● EXERCISE DESCRIPTION
Reproduce the listing below verbatim.

● EXCERPTED RECORDS
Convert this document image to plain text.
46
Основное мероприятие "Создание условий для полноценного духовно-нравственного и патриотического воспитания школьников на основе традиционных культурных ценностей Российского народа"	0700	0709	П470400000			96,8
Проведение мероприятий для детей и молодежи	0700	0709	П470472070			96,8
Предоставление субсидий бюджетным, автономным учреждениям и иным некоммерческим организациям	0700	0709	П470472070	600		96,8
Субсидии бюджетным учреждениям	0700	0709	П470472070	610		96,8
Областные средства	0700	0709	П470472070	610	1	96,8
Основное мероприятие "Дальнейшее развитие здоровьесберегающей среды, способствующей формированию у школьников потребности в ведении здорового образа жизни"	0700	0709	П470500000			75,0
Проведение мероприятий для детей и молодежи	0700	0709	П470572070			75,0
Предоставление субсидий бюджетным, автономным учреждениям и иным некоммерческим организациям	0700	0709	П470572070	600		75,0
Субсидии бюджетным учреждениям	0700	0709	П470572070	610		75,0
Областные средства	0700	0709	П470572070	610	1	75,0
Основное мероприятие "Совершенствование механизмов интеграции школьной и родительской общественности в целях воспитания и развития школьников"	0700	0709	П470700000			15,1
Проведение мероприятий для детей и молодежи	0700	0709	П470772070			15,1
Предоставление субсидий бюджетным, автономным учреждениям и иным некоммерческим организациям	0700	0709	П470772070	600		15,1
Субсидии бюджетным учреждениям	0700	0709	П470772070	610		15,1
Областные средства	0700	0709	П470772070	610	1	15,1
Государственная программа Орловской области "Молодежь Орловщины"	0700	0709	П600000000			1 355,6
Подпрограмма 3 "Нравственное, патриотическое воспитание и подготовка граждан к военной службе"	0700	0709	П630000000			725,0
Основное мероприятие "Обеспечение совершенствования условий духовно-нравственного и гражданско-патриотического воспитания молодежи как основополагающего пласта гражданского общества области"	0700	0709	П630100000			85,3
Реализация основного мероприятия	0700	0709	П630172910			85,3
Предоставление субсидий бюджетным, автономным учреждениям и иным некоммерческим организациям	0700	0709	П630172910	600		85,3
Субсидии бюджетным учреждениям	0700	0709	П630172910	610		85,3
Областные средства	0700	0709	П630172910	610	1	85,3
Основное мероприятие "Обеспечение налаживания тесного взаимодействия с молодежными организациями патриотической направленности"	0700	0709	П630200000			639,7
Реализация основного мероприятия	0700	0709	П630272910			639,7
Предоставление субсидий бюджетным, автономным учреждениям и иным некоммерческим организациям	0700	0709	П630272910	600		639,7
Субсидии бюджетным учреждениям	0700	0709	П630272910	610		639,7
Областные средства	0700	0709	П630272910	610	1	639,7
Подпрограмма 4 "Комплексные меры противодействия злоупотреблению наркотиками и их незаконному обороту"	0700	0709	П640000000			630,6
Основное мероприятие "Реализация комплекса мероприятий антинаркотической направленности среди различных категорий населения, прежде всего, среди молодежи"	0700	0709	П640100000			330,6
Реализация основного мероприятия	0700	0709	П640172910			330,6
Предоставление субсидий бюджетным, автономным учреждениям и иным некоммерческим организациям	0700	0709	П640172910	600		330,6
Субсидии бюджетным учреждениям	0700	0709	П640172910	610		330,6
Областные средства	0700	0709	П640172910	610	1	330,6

● TASK OUTPUT
Convert this document image to plain text.
46
Основное мероприятие "Создание условий для полноценного духовно-нравственного и патриотического воспитания школьников на основе традиционных культурных ценностей Российского народа"	0700	0709	П470400000			96,8
Проведение мероприятий для детей и молодежи	0700	0709	П470472070			96,8
Предоставление субсидий бюджетным, автономным учреждениям и иным некоммерческим организациям	0700	0709	П470472070	600		96,8
Субсидии бюджетным учреждениям	0700	0709	П470472070	610		96,8
Областные средства	0700	0709	П470472070	610	1	96,8
Основное мероприятие "Дальнейшее развитие здоровьесберегающей среды, способствующей формированию у школьников потребности в ведении здорового образа жизни"	0700	0709	П470500000			75,0
Проведение мероприятий для детей и молодежи	0700	0709	П470572070			75,0
Предоставление субсидий бюджетным, автономным учреждениям и иным некоммерческим организациям	0700	0709	П470572070	600		75,0
Субсидии бюджетным учреждениям	0700	0709	П470572070	610		75,0
Областные средства	0700	0709	П470572070	610	1	75,0
Основное мероприятие "Совершенствование механизмов интеграции школьной и родительской общественности в целях воспитания и развития школьников"	0700	0709	П470700000			15,1
Проведение мероприятий для детей и молодежи	0700	0709	П470772070			15,1
Предоставление субсидий бюджетным, автономным учреждениям и иным некоммерческим организациям	0700	0709	П470772070	600		15,1
Субсидии бюджетным учреждениям	0700	0709	П470772070	610		15,1
Областные средства	0700	0709	П470772070	610	1	15,1
Государственная программа Орловской области "Молодежь Орловщины"	0700	0709	П600000000			1 355,6
Подпрограмма 3 "Нравственное, патриотическое воспитание и подготовка граждан к военной службе"	0700	0709	П630000000			725,0
Основное мероприятие "Обеспечение совершенствования условий духовно-нравственного и гражданско-патриотического воспитания молодежи как основополагающего пласта гражданского общества области"	0700	0709	П630100000			85,3
Реализация основного мероприятия	0700	0709	П630172910			85,3
Предоставление субсидий бюджетным, автономным учреждениям и иным некоммерческим организациям	0700	0709	П630172910	600		85,3
Субсидии бюджетным учреждениям	0700	0709	П630172910	610		85,3
Областные средства	0700	0709	П630172910	610	1	85,3
Основное мероприятие "Обеспечение налаживания тесного взаимодействия с молодежными организациями патриотической направленности"	0700	0709	П630200000			639,7
Реализация основного мероприятия	0700	0709	П630272910			639,7
Предоставление субсидий бюджетным, автономным учреждениям и иным некоммерческим организациям	0700	0709	П630272910	600		639,7
Субсидии бюджетным учреждениям	0700	0709	П630272910	610		639,7
Областные средства	0700	0709	П630272910	610	1	639,7
Подпрограмма 4 "Комплексные меры противодействия злоупотреблению наркотиками и их незаконному обороту"	0700	0709	П640000000			630,6
Основное мероприятие "Реализация комплекса мероприятий антинаркотической направленности среди различных категорий населения, прежде всего, среди молодежи"	0700	0709	П640100000			330,6
Реализация основного мероприятия	0700	0709	П640172910			330,6
Предоставление субсидий бюджетным, автономным учреждениям и иным некоммерческим организациям	0700	0709	П640172910	600		330,6
Субсидии бюджетным учреждениям	0700	0709	П640172910	610		330,6
Областные средства	0700	0709	П640172910	610	1	330,6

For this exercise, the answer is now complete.